Extracted data entries:
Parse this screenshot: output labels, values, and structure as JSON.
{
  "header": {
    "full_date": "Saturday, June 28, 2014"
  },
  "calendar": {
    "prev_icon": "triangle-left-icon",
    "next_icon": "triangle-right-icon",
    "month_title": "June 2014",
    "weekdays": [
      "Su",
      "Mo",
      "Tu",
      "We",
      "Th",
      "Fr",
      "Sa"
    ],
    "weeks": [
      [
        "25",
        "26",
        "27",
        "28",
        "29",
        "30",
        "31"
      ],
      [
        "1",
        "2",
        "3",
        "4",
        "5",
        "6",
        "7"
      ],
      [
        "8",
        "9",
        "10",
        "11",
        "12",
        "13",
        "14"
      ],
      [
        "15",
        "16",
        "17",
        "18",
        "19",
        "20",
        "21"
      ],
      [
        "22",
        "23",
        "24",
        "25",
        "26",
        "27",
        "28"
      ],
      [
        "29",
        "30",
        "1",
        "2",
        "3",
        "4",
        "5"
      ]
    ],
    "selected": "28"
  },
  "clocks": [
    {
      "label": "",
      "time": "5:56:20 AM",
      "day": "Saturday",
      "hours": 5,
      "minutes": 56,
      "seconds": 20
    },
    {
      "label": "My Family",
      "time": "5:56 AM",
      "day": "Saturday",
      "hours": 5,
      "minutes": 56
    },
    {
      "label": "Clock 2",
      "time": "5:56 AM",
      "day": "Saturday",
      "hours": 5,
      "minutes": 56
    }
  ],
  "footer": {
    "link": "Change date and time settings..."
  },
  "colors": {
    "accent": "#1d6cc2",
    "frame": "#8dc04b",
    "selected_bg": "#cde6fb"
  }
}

WHAT IS EXPECTED
How many lines in the listing above contain the string "June"? Answer with the number only.

COMPLETE OUTPUT
2